Entries taken from a collection
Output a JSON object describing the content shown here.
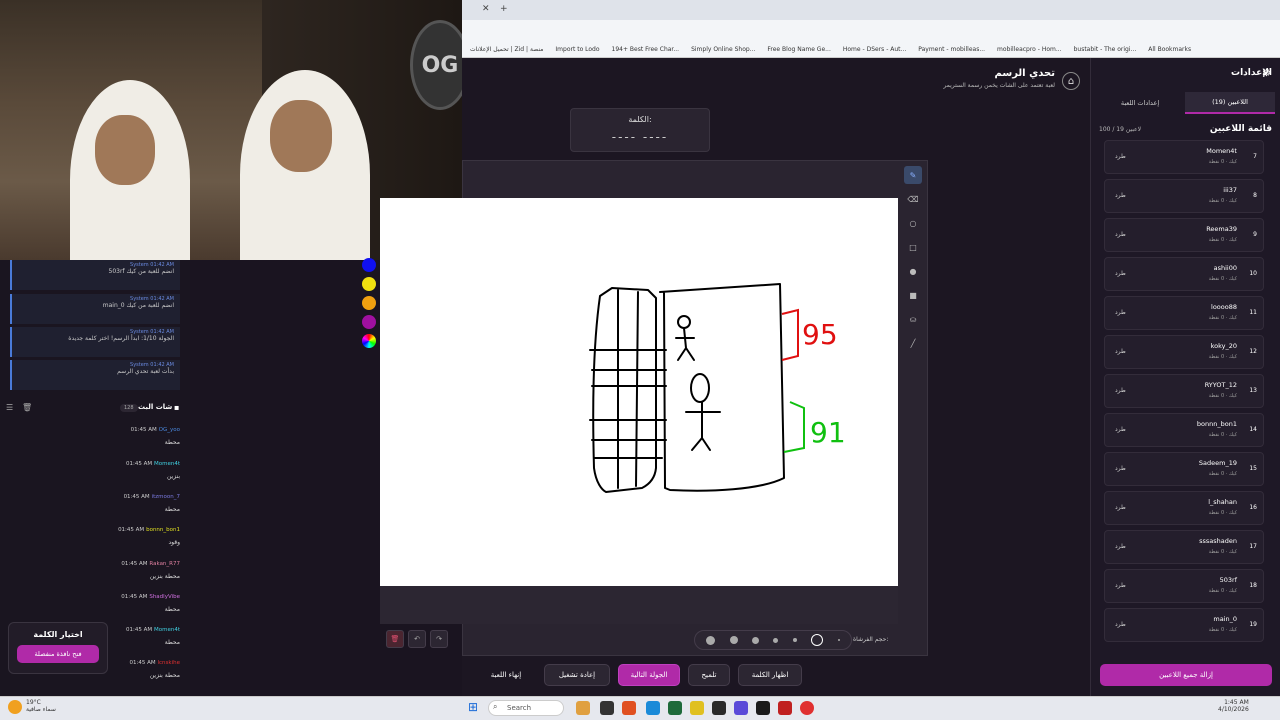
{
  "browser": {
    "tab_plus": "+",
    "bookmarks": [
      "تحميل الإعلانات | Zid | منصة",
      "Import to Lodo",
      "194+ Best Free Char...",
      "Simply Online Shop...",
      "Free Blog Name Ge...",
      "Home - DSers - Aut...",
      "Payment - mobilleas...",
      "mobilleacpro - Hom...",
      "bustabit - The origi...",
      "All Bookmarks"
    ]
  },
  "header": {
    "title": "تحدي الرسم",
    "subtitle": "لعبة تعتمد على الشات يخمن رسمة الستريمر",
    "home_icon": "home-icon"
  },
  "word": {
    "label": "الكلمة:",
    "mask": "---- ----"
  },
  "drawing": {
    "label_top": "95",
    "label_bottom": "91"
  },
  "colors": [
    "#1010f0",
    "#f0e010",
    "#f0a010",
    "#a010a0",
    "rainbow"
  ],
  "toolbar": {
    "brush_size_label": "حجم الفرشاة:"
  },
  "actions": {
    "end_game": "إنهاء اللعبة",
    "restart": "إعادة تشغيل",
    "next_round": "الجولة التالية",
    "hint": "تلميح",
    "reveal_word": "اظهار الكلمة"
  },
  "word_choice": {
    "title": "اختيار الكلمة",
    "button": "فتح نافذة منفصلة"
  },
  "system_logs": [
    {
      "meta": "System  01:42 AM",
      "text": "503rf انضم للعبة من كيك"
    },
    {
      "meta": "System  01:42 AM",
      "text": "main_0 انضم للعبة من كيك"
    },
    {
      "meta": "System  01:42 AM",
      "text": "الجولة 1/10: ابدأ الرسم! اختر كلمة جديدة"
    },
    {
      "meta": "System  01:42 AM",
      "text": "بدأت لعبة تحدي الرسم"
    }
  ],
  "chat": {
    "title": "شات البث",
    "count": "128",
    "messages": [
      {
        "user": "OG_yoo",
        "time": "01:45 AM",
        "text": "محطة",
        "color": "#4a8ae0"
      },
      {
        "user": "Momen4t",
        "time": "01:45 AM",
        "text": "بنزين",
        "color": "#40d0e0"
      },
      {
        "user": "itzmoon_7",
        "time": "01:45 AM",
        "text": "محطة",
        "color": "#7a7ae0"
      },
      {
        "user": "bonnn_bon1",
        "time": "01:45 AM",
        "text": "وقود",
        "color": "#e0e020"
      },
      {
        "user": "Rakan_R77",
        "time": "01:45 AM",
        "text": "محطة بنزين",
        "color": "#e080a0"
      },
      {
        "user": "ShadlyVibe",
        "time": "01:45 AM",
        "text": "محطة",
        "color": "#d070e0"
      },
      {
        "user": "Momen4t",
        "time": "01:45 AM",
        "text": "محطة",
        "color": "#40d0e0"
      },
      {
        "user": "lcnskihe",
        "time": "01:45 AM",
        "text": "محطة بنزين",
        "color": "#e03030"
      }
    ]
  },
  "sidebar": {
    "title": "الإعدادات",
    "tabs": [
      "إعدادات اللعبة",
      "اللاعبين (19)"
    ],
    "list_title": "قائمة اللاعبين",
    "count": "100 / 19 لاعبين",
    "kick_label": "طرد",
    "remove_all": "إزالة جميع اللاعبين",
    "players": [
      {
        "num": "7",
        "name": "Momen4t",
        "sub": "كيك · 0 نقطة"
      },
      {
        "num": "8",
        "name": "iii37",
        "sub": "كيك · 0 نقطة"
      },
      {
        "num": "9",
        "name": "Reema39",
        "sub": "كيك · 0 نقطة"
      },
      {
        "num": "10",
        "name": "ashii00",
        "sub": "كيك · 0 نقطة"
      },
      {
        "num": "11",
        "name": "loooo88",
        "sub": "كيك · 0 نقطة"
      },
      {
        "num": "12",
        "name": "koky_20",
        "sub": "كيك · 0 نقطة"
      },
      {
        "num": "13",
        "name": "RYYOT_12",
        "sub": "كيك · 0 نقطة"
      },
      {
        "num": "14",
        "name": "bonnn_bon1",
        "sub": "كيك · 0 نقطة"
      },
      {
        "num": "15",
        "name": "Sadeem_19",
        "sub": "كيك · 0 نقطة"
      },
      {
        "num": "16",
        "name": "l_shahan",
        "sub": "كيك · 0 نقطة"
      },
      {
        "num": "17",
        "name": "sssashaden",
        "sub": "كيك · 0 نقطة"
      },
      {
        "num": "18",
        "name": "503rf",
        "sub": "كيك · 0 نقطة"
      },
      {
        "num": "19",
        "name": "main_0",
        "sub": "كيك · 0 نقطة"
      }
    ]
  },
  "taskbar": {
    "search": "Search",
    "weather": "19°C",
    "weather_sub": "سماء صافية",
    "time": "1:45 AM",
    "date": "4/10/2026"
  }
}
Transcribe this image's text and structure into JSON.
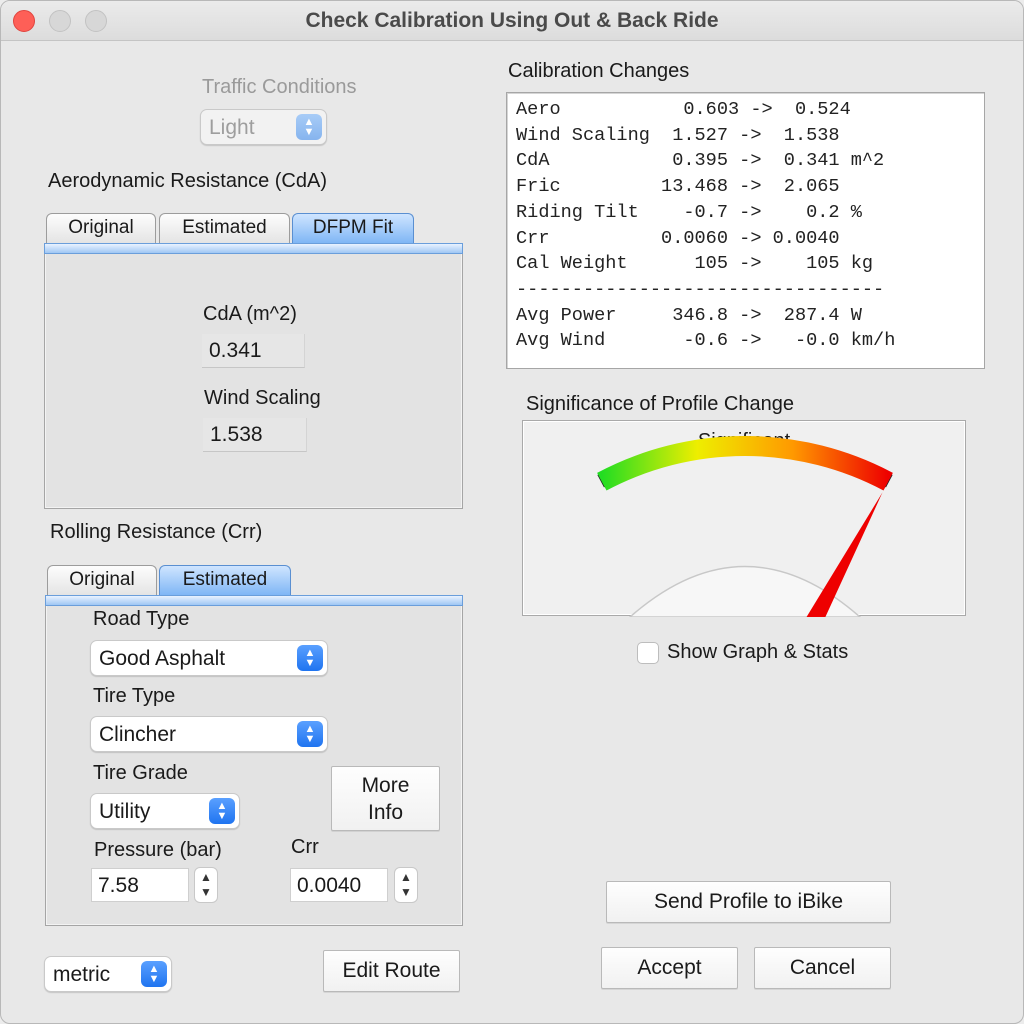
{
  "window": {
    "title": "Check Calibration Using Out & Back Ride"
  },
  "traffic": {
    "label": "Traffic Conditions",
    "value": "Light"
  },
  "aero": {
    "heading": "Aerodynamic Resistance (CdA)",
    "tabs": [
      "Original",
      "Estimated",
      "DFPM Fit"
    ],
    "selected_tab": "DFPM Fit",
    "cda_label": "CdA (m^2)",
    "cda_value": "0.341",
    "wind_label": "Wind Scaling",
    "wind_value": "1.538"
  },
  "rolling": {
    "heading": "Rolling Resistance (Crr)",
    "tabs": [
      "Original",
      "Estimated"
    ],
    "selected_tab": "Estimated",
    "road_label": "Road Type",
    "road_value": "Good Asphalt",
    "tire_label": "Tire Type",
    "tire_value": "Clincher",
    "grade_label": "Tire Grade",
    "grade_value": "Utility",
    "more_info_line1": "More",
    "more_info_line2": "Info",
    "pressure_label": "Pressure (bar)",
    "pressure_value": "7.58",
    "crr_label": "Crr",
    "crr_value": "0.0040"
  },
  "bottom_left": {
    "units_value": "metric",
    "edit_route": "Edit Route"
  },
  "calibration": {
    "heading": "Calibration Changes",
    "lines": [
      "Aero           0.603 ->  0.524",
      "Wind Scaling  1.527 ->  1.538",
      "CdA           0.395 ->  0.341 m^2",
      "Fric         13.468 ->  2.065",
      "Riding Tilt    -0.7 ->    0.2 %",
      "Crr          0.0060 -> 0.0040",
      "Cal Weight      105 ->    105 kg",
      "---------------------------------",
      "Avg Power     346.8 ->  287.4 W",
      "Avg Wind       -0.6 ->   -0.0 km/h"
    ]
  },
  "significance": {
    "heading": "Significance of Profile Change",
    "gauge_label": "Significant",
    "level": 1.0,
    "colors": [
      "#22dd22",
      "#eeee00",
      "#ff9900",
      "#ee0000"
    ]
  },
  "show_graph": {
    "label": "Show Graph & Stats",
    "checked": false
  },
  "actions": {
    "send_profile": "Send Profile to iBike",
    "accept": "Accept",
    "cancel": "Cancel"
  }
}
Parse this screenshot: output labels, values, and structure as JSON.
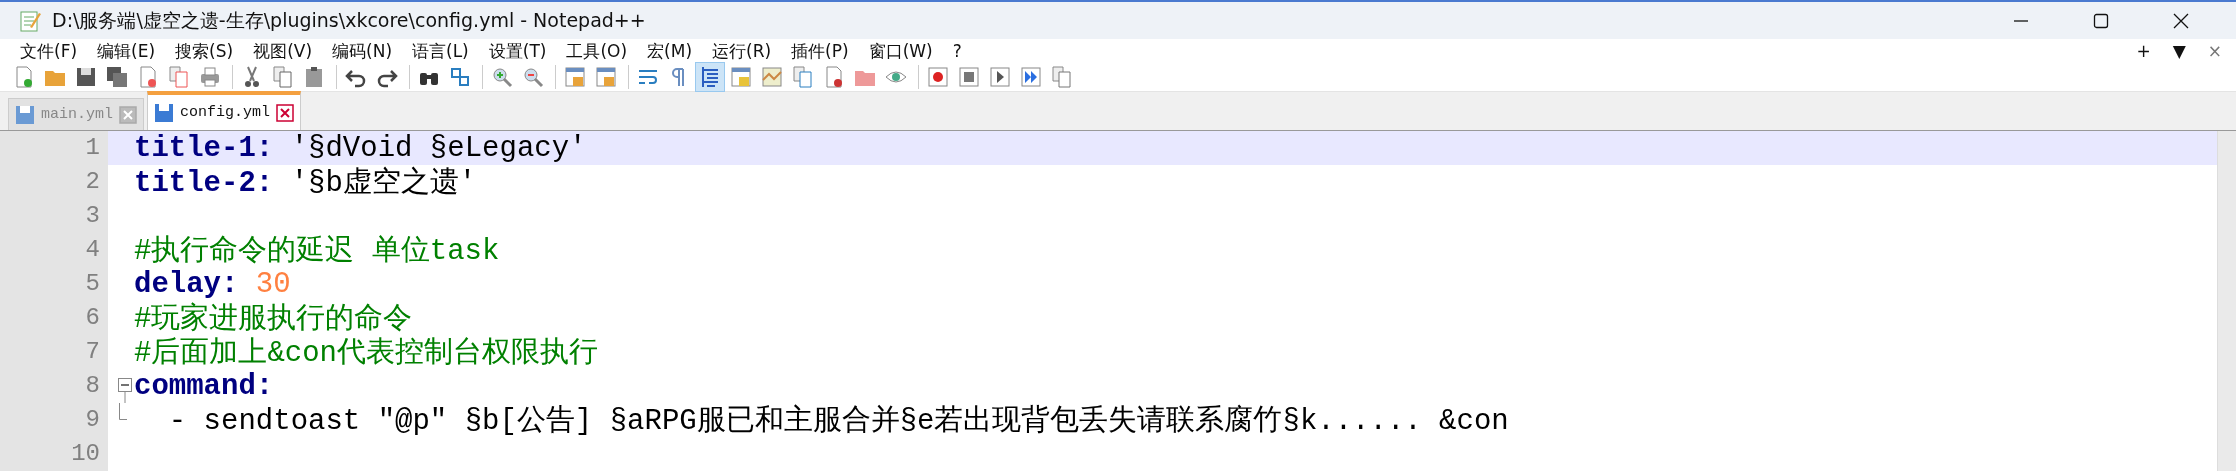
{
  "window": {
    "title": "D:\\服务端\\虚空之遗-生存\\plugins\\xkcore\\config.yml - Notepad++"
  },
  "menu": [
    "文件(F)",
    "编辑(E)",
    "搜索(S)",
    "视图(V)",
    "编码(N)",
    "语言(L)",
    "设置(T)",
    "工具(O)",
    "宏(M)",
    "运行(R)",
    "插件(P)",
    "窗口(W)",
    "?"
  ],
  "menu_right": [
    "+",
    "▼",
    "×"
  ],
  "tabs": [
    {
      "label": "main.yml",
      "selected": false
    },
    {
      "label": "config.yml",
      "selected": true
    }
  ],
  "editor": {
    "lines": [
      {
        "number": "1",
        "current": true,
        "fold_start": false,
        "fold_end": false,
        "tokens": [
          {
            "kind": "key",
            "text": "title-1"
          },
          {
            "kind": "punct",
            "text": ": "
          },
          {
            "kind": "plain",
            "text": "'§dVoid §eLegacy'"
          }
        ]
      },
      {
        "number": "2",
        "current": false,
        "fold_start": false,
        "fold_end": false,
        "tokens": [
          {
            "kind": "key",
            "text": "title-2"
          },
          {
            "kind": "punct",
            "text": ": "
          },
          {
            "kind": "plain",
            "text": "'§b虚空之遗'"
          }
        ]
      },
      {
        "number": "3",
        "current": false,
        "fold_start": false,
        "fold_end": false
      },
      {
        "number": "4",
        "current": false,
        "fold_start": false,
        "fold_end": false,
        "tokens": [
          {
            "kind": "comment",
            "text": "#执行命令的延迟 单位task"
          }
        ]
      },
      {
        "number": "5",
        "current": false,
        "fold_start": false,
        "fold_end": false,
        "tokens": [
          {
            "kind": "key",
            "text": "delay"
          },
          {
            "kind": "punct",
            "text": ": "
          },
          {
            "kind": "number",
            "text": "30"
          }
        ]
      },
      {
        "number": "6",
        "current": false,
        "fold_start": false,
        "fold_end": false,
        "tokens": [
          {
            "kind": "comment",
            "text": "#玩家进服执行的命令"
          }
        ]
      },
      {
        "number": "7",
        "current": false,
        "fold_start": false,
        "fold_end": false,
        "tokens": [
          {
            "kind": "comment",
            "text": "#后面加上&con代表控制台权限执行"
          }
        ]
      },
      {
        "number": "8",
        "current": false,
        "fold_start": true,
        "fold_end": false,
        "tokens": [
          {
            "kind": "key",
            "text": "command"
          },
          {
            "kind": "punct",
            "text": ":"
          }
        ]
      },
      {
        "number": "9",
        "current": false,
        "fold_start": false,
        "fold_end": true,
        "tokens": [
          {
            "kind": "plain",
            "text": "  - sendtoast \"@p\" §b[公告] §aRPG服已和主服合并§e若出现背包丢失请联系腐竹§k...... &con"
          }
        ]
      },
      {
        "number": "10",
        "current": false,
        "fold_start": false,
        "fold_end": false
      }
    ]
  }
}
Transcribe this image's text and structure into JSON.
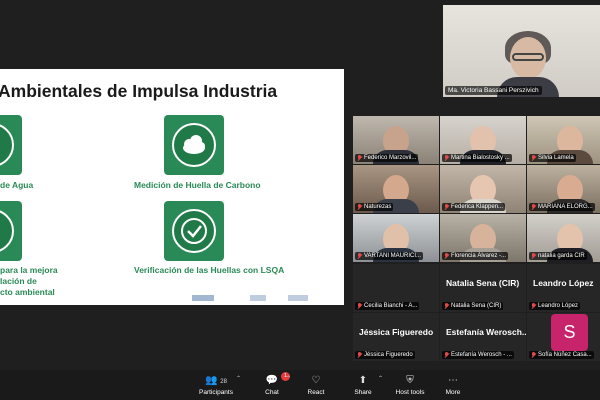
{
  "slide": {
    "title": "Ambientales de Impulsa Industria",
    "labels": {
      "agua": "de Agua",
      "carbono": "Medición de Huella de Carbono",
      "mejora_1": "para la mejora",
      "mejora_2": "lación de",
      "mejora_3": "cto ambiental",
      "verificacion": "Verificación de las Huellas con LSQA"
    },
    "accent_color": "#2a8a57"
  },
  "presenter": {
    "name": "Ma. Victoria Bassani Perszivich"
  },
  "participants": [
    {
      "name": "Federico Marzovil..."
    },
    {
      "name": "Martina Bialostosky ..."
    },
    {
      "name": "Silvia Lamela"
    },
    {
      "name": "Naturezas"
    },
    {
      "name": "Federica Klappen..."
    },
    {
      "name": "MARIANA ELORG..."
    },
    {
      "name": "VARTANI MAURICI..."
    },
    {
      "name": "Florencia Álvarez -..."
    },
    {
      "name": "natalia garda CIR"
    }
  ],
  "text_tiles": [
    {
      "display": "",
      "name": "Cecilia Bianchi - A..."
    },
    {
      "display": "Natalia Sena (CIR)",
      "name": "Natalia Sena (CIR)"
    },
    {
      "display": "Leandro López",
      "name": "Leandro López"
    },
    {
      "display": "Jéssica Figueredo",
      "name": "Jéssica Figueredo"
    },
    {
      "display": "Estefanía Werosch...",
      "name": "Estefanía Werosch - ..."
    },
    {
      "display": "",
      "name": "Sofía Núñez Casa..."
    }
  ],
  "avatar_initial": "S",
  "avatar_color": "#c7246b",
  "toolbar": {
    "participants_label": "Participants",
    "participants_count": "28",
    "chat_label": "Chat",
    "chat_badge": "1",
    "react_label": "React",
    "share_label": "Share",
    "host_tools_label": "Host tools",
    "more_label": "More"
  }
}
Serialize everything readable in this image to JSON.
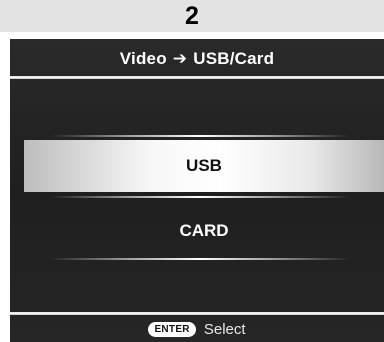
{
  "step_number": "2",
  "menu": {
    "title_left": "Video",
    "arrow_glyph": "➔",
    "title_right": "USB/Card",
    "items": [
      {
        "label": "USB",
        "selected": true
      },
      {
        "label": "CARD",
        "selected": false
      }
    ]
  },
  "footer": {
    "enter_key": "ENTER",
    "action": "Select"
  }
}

**Task details**
Each line from the one that contains "Serialize everything readable" to the end of the listing must be quoted exactly; no other line and no picture belongs in the copy.

**Final answer**
Serialize everything readable in this image to JSON.
{
  "step_number": "2",
  "menu": {
    "title_left": "Video",
    "arrow_glyph": "➔",
    "title_right": "USB/Card",
    "items": [
      {
        "label": "USB",
        "selected": true
      },
      {
        "label": "CARD",
        "selected": false
      }
    ]
  },
  "footer": {
    "enter_key": "ENTER",
    "action": "Select"
  }
}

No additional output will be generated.